**What is needed**
Wherever the word "young" shows up in a line, please copy that line.
* Start Input *
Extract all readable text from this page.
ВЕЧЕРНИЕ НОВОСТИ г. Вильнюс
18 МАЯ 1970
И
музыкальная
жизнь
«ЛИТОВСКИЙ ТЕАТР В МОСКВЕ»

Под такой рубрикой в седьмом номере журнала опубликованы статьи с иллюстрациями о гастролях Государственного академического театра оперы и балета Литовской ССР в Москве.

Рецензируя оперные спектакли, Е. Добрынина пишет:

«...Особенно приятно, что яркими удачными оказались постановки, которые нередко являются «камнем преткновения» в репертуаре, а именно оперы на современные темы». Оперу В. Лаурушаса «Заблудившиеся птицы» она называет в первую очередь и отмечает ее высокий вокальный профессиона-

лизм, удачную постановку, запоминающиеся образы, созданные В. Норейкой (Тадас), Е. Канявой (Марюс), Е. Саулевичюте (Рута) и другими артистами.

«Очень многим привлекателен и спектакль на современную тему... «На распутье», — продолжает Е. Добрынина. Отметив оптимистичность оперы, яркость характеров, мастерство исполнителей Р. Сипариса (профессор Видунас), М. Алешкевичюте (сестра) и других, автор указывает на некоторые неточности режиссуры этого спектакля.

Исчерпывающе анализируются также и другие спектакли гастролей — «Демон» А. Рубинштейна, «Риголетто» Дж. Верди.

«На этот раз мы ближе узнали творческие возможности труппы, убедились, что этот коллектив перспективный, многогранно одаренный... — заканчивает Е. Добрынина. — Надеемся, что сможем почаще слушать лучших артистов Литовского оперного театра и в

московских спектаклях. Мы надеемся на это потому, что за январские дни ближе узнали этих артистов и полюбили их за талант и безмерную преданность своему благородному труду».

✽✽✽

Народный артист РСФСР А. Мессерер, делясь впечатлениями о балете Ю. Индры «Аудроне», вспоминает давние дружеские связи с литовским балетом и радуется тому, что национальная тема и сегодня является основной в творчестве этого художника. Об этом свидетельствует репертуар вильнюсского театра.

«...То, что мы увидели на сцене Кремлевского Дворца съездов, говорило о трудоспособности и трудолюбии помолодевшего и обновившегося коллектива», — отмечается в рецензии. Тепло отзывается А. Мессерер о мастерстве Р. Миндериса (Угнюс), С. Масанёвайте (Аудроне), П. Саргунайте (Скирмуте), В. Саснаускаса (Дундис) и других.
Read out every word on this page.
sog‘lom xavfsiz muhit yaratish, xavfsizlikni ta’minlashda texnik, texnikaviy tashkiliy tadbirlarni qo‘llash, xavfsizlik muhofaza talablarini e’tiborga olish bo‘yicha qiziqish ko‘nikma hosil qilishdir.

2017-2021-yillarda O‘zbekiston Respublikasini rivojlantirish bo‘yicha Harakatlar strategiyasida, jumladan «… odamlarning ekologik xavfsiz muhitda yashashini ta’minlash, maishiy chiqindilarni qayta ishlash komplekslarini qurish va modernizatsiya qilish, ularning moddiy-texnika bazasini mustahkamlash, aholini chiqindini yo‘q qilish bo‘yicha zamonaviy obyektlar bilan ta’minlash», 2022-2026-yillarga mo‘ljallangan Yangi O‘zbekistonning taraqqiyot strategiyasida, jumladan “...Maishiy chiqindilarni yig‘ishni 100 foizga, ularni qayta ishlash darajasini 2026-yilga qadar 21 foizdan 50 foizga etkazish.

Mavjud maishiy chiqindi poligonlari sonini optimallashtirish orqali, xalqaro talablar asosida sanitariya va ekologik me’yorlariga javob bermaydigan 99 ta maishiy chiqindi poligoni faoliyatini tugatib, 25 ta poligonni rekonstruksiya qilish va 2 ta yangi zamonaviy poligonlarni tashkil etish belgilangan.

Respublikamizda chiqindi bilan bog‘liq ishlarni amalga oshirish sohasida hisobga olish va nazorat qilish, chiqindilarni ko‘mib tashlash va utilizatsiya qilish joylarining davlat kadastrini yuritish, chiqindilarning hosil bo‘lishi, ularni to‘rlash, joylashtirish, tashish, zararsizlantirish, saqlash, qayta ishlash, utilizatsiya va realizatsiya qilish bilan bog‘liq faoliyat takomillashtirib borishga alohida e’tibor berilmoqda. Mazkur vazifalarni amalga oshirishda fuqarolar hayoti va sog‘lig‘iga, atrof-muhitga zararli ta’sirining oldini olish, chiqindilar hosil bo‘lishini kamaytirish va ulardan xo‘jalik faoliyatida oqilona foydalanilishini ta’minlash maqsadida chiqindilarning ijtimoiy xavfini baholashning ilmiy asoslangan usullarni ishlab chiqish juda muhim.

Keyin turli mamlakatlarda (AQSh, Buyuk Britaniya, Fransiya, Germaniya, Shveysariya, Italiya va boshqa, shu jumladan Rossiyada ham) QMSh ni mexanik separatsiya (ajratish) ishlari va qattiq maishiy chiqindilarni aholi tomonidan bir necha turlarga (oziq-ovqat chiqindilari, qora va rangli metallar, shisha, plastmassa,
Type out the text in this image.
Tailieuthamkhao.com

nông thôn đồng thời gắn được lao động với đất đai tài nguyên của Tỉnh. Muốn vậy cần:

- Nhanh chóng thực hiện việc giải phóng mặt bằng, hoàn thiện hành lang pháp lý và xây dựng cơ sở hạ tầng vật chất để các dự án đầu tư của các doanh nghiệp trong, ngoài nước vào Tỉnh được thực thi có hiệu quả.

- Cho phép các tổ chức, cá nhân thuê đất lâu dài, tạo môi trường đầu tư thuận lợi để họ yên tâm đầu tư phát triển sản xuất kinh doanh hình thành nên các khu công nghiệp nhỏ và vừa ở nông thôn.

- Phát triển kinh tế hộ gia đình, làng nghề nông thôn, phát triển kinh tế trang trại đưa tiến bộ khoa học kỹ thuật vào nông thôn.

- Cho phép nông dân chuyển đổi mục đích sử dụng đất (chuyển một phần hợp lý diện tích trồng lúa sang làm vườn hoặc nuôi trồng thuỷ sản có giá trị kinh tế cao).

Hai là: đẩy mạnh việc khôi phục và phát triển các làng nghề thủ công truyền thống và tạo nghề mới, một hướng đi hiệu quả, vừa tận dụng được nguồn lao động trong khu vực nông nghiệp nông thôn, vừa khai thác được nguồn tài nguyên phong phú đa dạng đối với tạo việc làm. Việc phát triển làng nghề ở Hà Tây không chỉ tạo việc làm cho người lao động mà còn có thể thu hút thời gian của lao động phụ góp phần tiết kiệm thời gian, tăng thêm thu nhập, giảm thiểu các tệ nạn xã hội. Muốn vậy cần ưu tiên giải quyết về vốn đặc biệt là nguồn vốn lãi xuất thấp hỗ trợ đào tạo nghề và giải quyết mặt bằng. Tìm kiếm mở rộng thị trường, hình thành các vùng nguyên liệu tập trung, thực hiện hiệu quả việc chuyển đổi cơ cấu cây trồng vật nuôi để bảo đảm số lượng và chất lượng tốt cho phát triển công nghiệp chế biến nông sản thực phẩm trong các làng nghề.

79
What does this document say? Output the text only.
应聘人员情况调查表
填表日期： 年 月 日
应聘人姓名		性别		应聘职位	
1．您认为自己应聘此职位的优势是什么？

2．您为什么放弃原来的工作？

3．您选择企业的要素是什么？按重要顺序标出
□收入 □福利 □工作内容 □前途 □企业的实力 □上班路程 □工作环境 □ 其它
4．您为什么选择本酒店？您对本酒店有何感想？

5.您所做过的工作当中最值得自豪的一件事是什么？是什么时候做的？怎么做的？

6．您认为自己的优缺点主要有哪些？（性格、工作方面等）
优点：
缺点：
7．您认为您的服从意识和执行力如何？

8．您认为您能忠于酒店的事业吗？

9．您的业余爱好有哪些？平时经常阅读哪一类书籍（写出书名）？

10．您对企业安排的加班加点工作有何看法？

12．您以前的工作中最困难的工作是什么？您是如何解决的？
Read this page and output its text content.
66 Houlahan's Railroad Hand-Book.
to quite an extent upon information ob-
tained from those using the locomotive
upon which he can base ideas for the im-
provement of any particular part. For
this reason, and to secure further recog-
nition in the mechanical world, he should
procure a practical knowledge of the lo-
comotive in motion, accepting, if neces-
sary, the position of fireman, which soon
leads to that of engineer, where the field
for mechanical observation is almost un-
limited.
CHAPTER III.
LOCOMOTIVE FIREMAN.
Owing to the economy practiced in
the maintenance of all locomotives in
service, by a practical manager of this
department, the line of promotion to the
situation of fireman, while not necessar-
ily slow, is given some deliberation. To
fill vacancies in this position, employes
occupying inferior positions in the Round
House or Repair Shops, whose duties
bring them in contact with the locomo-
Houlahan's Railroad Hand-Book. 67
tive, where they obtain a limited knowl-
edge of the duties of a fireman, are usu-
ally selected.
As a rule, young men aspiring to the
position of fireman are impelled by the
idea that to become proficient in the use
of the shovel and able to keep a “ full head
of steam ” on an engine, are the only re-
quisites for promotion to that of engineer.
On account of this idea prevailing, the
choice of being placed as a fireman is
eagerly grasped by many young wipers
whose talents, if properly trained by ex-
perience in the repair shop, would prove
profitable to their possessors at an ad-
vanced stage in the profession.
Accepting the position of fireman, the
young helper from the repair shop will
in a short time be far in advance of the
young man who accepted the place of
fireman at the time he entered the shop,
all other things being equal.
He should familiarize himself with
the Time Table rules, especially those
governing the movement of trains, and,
* End Input *
**Result of the task**
As a rule, young men aspiring to the
eagerly grasped by many young wipers
young helper from the repair shop will
young man who accepted the place of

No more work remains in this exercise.